▸ Task details:
Go through the material below and report how many lines contain "моделирование". Give only the number.

━━━ Data shown

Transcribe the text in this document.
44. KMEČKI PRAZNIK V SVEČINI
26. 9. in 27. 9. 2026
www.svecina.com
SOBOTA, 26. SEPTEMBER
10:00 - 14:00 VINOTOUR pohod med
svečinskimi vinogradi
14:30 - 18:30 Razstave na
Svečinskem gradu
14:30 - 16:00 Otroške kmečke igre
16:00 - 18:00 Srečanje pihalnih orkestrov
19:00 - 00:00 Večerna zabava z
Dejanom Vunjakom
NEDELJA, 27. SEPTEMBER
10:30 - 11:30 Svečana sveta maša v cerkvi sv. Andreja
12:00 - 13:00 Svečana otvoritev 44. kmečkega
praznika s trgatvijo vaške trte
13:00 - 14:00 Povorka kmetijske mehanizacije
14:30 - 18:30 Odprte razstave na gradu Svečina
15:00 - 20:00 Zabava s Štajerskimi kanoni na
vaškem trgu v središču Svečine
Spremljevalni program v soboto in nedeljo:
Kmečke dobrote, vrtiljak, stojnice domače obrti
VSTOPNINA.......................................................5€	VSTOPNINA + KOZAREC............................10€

━━━━━━
━━━ Data shown

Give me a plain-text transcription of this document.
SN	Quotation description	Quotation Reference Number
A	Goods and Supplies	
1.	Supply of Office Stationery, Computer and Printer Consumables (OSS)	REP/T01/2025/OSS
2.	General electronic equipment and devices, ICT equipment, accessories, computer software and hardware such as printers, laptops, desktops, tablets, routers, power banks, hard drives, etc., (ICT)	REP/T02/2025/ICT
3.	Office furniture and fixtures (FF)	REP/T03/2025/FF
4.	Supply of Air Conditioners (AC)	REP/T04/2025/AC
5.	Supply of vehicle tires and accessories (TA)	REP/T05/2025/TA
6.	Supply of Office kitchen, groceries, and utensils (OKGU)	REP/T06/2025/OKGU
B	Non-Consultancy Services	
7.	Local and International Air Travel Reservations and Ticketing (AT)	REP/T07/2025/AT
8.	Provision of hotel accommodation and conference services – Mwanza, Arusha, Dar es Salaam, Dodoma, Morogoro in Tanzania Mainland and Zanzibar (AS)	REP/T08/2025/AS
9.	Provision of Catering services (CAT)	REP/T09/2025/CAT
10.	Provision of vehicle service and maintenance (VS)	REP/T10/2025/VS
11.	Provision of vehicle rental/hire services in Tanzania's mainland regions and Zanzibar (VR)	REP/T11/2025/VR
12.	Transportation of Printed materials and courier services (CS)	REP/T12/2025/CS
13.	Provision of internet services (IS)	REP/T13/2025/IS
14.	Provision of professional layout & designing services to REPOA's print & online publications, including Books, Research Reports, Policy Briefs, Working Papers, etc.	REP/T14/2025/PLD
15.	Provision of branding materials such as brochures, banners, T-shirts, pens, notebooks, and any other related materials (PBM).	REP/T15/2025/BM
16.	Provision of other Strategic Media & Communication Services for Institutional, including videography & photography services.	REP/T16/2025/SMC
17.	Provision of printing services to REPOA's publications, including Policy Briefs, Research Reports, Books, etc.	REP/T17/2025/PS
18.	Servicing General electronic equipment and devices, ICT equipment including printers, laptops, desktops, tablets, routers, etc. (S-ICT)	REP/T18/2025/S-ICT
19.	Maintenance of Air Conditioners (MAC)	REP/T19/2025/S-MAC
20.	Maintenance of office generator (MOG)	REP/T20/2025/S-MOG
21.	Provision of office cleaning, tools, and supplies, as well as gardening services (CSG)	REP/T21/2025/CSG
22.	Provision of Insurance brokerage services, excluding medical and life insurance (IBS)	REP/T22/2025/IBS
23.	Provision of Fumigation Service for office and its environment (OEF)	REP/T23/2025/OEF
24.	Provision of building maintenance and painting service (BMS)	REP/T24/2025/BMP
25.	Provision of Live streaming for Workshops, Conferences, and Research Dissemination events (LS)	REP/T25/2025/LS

━━━━━━
━━━ Data shown

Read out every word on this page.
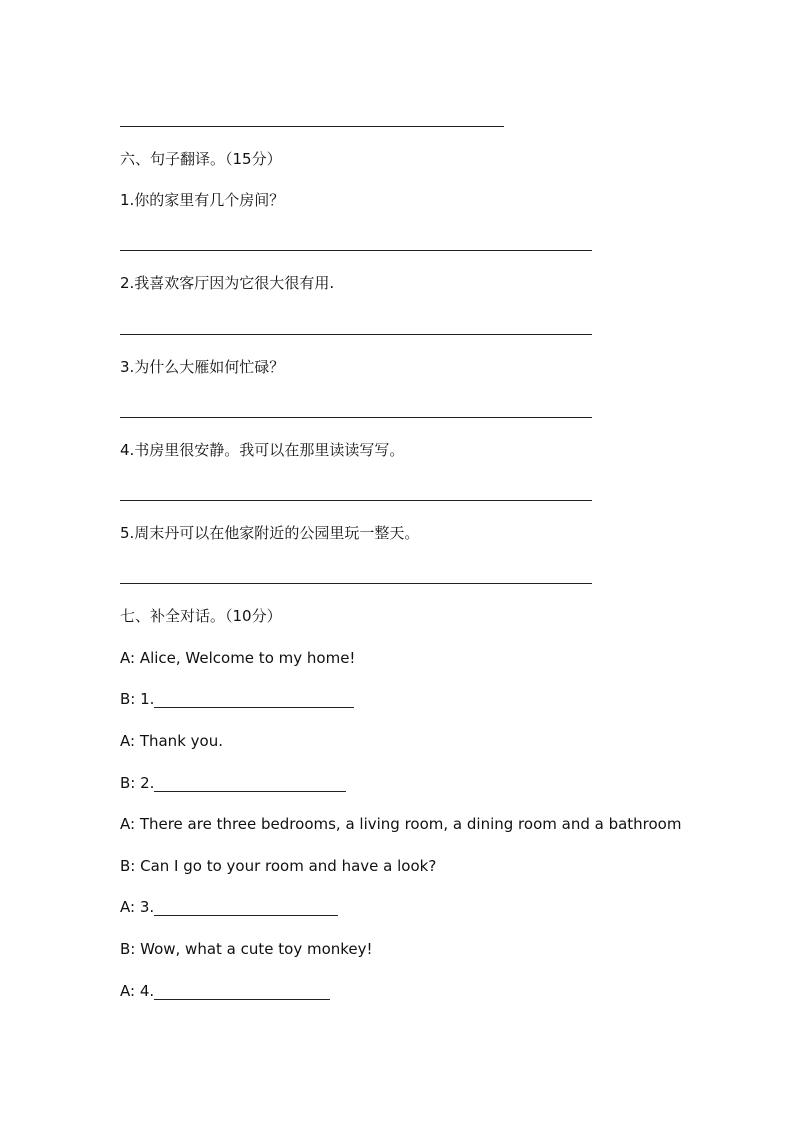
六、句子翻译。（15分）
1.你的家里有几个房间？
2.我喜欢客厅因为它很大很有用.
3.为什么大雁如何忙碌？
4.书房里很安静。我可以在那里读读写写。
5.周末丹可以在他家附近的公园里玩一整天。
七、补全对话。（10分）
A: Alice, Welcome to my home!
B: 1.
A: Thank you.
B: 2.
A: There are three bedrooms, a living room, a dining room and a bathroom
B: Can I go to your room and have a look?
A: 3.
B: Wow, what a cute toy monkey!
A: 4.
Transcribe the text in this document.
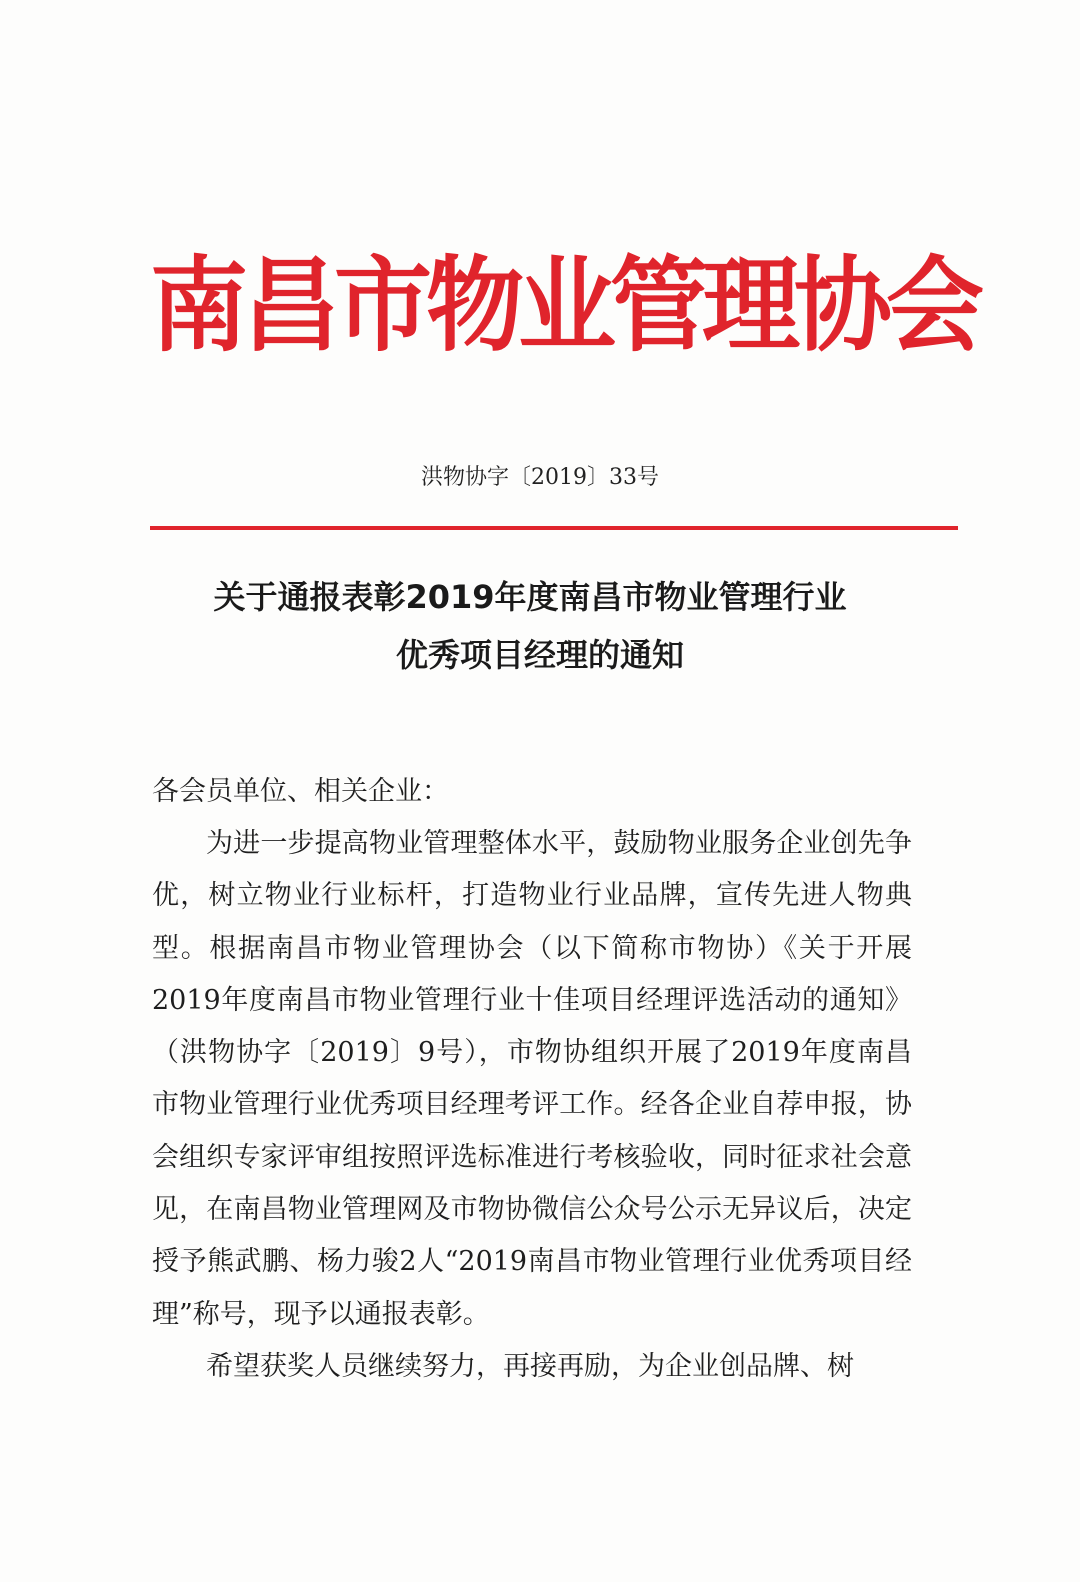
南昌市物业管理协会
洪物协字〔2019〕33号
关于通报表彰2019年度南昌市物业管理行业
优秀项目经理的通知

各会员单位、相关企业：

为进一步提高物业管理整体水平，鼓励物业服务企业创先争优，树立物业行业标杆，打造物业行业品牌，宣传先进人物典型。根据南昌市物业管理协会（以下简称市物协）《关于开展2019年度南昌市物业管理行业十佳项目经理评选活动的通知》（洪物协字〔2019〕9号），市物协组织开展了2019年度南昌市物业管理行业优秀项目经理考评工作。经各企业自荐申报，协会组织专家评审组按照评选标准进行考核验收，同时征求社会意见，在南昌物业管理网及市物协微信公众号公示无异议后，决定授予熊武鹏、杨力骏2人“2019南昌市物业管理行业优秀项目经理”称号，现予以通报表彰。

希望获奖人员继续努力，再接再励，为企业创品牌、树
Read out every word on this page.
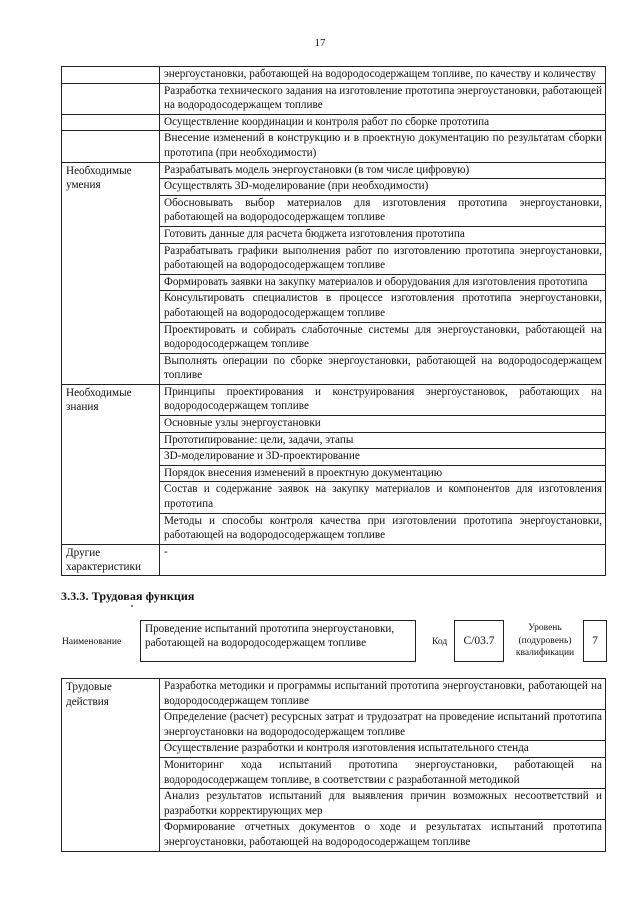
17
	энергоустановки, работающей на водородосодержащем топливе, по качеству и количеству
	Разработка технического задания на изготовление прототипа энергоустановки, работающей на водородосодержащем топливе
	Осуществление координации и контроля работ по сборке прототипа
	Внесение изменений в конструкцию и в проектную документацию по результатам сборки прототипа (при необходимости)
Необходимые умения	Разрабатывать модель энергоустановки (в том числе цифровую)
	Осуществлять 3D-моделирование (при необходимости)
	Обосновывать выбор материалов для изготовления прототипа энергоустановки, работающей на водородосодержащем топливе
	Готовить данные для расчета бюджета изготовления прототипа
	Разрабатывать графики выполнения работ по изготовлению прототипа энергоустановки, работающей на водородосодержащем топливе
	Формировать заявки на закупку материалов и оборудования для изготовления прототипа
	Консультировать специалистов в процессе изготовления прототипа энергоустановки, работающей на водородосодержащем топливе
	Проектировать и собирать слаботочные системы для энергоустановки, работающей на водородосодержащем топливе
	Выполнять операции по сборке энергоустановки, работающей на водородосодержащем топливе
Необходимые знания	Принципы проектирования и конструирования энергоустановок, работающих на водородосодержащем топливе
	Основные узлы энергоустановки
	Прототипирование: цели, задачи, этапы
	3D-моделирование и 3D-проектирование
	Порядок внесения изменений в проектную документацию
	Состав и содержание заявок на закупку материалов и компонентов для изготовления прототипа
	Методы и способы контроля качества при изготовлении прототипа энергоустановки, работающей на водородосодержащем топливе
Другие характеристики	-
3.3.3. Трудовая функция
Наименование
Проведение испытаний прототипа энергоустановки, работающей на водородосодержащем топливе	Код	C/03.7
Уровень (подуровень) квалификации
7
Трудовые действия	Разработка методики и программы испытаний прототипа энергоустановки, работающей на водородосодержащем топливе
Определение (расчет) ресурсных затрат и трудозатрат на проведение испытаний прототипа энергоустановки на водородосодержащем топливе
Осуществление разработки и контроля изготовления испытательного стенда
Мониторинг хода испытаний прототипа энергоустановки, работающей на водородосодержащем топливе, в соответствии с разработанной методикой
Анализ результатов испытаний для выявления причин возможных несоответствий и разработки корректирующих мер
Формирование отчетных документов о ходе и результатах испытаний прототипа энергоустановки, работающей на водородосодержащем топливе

━━━━━━

▸ Exercise solution:
2